SHORT PROBLEM: Reproduce word for word the section of the essay about bullies that opens with "These bullies, they" and ends after "does not conform.".

PASSAGE:
☆ ☆ ☆ ☆

Those bullies grow up and are surprised at how we feel about them. Unfortunately, they may go on bullying people as well as their own children while we find more ways to build more courage to work another day without much fanfare. We may applaud for the underdogs, comeback kids and may even consider that we finally escaped if we are able to leave the torment of schoolyards, churches, or even our families.

When you grow older, you find there are different sorts of bullies in the world. They call you names behind their hypocritical religious views. They taunt you for living outside their 1950s TV sitcom of normal. They defile your picture, your ideas, and very being. They beat you into submission and force you to fall in line. We cannot be frightened of Hell when Earth has been the definition of horror.

These bullies, they will never know what sensations will overcome you when people rip your child away because of some test of religion or supposed lifestyle. They will not know the betrayal felt when family members are willing to hurt your spouse and kids because they are not what they envisioned. They will never know the defeat you have when you are kicked out of the house for simply being who you are. They will not know the awful torment of knowing that your family will be the focus of the many attacks from around the community because your family does not conform.

Fortunately for us, we, the bullied, have learned to not live in the pretense of the past or stale sitcoms. We realize there is such a thing as real respect and real compassion. Some of us, instead, become empowered by bitterness; some by pride of finally feeling untouchable by the bullies. We can question why we could not enjoy days without harassment, torment or physical torture. We do not want to watch sinister fingers scheme to hurt us again.

Still, bitterness is an attachment that should be released otherwise it may evolve into more senseless hatred and violence. Maybe, this is why many want to drown out those memories and experiences through alcohol and drugs to escape that haunting history. Yet, we “made it” this far.

We have outlasted the taunts and teasing. We learn to laugh at the ridiculousness of those taunts. We learned the price of intolerance and the grace of loving fully. We found refuge in places that they cannot touch like music, writing, religion, sports and even our own families.

That is why we like personalities that push beyond those taunts and hateful remarks. This is why people seek refuge in religion because that realm is supposed to be exempt from perpetual torture on Earth. Yet, there are those that want to turn that idea into an exclusive arena that is more indicative of the gladiator trials we faced at recess instead of the place of solace mentioned in the scriptures.

☆ ☆ ☆ ☆

Page element annotations:

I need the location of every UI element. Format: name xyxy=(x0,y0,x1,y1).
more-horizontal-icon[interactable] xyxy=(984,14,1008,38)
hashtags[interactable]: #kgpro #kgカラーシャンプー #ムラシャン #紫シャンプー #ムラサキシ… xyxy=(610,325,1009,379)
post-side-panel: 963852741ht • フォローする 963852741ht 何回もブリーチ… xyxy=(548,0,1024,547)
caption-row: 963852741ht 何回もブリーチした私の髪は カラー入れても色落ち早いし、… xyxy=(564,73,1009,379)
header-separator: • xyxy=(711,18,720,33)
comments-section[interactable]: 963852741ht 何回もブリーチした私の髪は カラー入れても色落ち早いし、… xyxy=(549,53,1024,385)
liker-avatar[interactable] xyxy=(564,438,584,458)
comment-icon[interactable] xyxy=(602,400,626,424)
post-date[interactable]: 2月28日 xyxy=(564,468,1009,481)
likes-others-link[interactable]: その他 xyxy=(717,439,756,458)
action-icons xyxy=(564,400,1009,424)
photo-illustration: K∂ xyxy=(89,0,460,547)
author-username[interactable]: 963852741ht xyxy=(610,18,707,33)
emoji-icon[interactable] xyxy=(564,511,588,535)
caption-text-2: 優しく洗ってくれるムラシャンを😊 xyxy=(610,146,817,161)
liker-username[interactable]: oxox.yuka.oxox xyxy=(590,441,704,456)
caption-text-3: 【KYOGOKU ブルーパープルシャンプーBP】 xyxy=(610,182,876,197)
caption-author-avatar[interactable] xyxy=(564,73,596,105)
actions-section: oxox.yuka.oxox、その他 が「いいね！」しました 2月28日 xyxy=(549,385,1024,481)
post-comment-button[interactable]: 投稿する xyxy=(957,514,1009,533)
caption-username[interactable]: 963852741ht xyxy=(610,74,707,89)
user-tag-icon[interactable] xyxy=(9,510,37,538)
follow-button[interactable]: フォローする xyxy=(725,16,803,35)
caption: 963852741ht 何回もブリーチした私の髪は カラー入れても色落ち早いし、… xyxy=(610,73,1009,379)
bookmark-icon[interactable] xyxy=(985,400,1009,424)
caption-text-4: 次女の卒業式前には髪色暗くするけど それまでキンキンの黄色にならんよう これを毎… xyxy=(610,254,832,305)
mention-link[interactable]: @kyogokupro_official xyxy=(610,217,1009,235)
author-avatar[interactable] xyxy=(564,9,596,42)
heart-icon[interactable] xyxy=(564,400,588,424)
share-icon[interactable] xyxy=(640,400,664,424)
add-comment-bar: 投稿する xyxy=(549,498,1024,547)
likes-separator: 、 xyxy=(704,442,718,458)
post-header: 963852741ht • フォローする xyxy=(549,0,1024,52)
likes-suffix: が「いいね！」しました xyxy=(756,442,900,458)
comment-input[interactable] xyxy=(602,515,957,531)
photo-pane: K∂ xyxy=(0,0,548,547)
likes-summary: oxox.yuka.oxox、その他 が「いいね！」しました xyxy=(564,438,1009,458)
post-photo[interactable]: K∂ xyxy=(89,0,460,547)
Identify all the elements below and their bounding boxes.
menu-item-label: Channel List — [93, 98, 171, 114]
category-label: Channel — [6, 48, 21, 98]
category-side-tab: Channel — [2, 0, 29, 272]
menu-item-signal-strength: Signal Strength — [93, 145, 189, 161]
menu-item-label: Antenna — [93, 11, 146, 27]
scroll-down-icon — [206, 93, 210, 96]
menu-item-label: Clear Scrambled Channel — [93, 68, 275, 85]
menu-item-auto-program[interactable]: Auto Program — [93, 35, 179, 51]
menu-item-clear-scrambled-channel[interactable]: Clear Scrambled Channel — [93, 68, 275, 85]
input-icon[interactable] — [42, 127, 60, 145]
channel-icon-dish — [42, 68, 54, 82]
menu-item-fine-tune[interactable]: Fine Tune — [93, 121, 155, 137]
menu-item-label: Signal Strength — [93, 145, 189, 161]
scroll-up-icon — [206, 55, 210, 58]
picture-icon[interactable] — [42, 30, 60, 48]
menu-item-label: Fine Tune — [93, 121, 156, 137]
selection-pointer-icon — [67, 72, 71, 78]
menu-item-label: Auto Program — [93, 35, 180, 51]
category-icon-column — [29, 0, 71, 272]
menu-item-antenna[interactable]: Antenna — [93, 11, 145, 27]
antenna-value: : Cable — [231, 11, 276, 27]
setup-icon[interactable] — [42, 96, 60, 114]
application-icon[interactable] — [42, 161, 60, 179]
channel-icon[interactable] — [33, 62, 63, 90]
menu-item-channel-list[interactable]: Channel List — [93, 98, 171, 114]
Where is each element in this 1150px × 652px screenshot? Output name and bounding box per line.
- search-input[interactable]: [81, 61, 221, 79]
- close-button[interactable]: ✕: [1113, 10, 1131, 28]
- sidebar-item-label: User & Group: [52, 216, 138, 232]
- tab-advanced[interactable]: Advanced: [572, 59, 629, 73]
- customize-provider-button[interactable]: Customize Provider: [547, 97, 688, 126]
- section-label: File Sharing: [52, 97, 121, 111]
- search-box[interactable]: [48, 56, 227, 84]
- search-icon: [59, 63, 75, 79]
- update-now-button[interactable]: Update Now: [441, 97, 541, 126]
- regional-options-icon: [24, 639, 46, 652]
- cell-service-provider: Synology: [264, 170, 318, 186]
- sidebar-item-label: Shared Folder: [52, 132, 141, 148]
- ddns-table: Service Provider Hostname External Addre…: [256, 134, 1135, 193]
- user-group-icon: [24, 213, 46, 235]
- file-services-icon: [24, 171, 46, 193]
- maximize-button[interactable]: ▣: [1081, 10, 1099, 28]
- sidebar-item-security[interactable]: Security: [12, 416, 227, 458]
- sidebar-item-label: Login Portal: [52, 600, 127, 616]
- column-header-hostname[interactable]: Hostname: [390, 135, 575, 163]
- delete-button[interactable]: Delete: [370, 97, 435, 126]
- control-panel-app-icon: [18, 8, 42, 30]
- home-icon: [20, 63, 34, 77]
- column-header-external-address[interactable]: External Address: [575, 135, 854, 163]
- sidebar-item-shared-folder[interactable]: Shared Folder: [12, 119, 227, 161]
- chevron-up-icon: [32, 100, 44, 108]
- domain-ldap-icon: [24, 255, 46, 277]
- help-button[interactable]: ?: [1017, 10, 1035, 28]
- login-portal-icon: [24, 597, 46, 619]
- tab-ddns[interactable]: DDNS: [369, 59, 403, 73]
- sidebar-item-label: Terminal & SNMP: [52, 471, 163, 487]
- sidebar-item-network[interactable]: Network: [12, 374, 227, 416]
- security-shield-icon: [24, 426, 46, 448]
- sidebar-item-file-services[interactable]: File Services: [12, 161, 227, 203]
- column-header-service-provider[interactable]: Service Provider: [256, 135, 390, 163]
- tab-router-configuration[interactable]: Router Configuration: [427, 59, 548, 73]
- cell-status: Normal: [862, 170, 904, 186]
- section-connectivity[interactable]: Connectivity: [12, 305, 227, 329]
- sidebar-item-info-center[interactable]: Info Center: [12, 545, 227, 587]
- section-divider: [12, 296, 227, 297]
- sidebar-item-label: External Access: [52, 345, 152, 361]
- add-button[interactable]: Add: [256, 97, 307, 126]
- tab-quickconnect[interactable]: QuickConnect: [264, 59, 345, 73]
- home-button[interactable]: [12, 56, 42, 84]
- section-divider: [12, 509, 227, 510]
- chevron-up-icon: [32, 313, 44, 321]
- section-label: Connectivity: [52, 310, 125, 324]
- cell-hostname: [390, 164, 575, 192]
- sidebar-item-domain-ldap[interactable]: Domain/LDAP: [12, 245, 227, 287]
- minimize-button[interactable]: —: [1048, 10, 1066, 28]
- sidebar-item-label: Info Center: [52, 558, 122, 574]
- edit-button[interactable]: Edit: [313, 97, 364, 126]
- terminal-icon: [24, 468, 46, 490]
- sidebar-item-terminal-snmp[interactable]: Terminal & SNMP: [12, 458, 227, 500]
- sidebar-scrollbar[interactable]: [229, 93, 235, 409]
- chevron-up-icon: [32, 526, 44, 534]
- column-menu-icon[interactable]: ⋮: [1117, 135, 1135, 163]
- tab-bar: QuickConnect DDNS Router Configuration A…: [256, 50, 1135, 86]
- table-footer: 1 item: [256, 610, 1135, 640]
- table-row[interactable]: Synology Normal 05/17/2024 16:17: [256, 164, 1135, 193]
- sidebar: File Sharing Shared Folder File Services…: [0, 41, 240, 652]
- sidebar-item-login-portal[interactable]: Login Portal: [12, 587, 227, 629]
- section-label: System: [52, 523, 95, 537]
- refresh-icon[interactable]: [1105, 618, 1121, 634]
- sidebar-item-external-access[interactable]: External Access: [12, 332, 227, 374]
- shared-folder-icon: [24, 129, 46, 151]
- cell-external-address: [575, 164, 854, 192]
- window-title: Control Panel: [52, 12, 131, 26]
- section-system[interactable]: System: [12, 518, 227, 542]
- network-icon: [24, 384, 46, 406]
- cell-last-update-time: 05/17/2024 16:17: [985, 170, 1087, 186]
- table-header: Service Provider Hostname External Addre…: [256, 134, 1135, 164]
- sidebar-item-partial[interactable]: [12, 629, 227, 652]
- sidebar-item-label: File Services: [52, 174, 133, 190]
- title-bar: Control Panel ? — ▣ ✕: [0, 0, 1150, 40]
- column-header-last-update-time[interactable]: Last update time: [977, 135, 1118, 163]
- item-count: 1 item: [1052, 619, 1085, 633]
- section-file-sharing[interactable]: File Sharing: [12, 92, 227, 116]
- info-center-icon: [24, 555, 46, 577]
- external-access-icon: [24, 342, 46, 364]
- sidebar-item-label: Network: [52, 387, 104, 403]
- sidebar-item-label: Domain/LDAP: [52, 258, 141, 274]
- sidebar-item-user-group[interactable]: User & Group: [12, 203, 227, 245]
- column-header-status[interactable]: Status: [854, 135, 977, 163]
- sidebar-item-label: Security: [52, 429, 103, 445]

☆ ☆ ☆ ☆

EXERCISE OUTPUT:
These bullies, they will never know what sensations will overcome you when people rip your child away because of some test of religion or supposed lifestyle. They will not know the betrayal felt when family members are willing to hurt your spouse and kids because they are not what they envisioned. They will never know the defeat you have when you are kicked out of the house for simply being who you are. They will not know the awful torment of knowing that your family will be the focus of the many attacks from around the community because your family does not conform.